(Records excerpted from a collection)
..........

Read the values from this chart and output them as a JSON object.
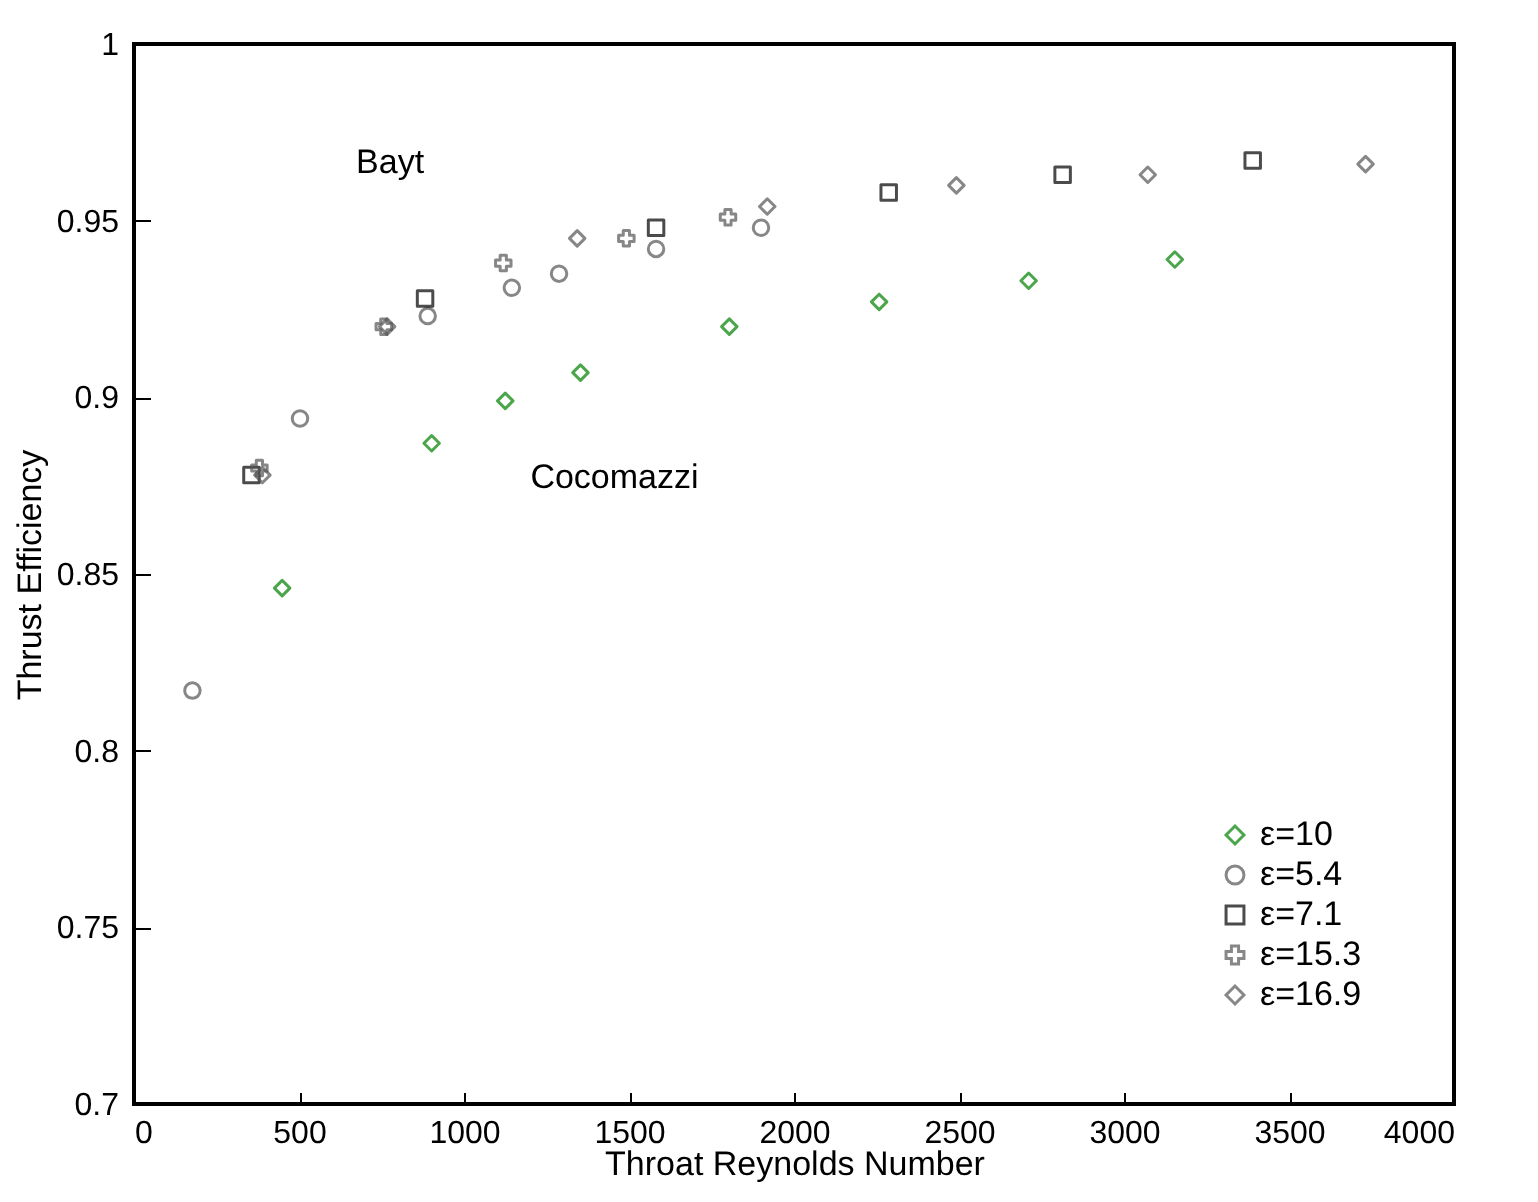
{
  "chart_data": {
    "type": "scatter",
    "xlabel": "Throat Reynolds Number",
    "ylabel": "Thrust Efficiency",
    "xlim": [
      0,
      4000
    ],
    "xticks": [
      0,
      500,
      1000,
      1500,
      2000,
      2500,
      3000,
      3500,
      4000
    ],
    "ylim": [
      0.7,
      1
    ],
    "yticks": [
      0.7,
      0.75,
      0.8,
      0.85,
      0.9,
      0.95,
      1
    ],
    "grid": false,
    "legend": "bottom right",
    "annotations": [
      "Bayt",
      "Cocomazzi"
    ],
    "series": [
      {
        "name": "ε=10",
        "color": "#008000",
        "marker": "diamond",
        "x": [
          449,
          902,
          1125,
          1353,
          1804,
          2258,
          2711,
          3154
        ],
        "values": [
          0.846,
          0.887,
          0.899,
          0.907,
          0.92,
          0.927,
          0.933,
          0.939
        ]
      },
      {
        "name": "ε=5.4",
        "color": "#555555",
        "marker": "circle",
        "x": [
          177,
          503,
          890,
          1145,
          1288,
          1582,
          1900
        ],
        "values": [
          0.817,
          0.894,
          0.923,
          0.931,
          0.935,
          0.942,
          0.948
        ]
      },
      {
        "name": "ε=7.1",
        "color": "#000000",
        "marker": "square",
        "x": [
          356,
          882,
          1582,
          2287,
          2814,
          3390
        ],
        "values": [
          0.878,
          0.928,
          0.948,
          0.958,
          0.963,
          0.967
        ]
      },
      {
        "name": "ε=15.3",
        "color": "#555555",
        "marker": "cross",
        "x": [
          380,
          757,
          1119,
          1492,
          1800
        ],
        "values": [
          0.88,
          0.92,
          0.938,
          0.945,
          0.951
        ]
      },
      {
        "name": "ε=16.9",
        "color": "#555555",
        "marker": "diamond",
        "x": [
          389,
          767,
          1343,
          1919,
          2492,
          3072,
          3732
        ],
        "values": [
          0.878,
          0.92,
          0.945,
          0.954,
          0.96,
          0.963,
          0.966
        ]
      }
    ]
  }
}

..........

Go through the listing above and write it all out exactly, leaving out any picture.

Read the values from this chart and output them as a JSON object.
{
  "chart_data": {
    "type": "scatter",
    "xlabel": "Throat Reynolds Number",
    "ylabel": "Thrust Efficiency",
    "xlim": [
      0,
      4000
    ],
    "xticks": [
      0,
      500,
      1000,
      1500,
      2000,
      2500,
      3000,
      3500,
      4000
    ],
    "ylim": [
      0.7,
      1
    ],
    "yticks": [
      0.7,
      0.75,
      0.8,
      0.85,
      0.9,
      0.95,
      1
    ],
    "grid": false,
    "legend": "bottom right",
    "annotations": [
      "Bayt",
      "Cocomazzi"
    ],
    "series": [
      {
        "name": "ε=10",
        "color": "#008000",
        "marker": "diamond",
        "x": [
          449,
          902,
          1125,
          1353,
          1804,
          2258,
          2711,
          3154
        ],
        "values": [
          0.846,
          0.887,
          0.899,
          0.907,
          0.92,
          0.927,
          0.933,
          0.939
        ]
      },
      {
        "name": "ε=5.4",
        "color": "#555555",
        "marker": "circle",
        "x": [
          177,
          503,
          890,
          1145,
          1288,
          1582,
          1900
        ],
        "values": [
          0.817,
          0.894,
          0.923,
          0.931,
          0.935,
          0.942,
          0.948
        ]
      },
      {
        "name": "ε=7.1",
        "color": "#000000",
        "marker": "square",
        "x": [
          356,
          882,
          1582,
          2287,
          2814,
          3390
        ],
        "values": [
          0.878,
          0.928,
          0.948,
          0.958,
          0.963,
          0.967
        ]
      },
      {
        "name": "ε=15.3",
        "color": "#555555",
        "marker": "cross",
        "x": [
          380,
          757,
          1119,
          1492,
          1800
        ],
        "values": [
          0.88,
          0.92,
          0.938,
          0.945,
          0.951
        ]
      },
      {
        "name": "ε=16.9",
        "color": "#555555",
        "marker": "diamond",
        "x": [
          389,
          767,
          1343,
          1919,
          2492,
          3072,
          3732
        ],
        "values": [
          0.878,
          0.92,
          0.945,
          0.954,
          0.96,
          0.963,
          0.966
        ]
      }
    ]
  }
}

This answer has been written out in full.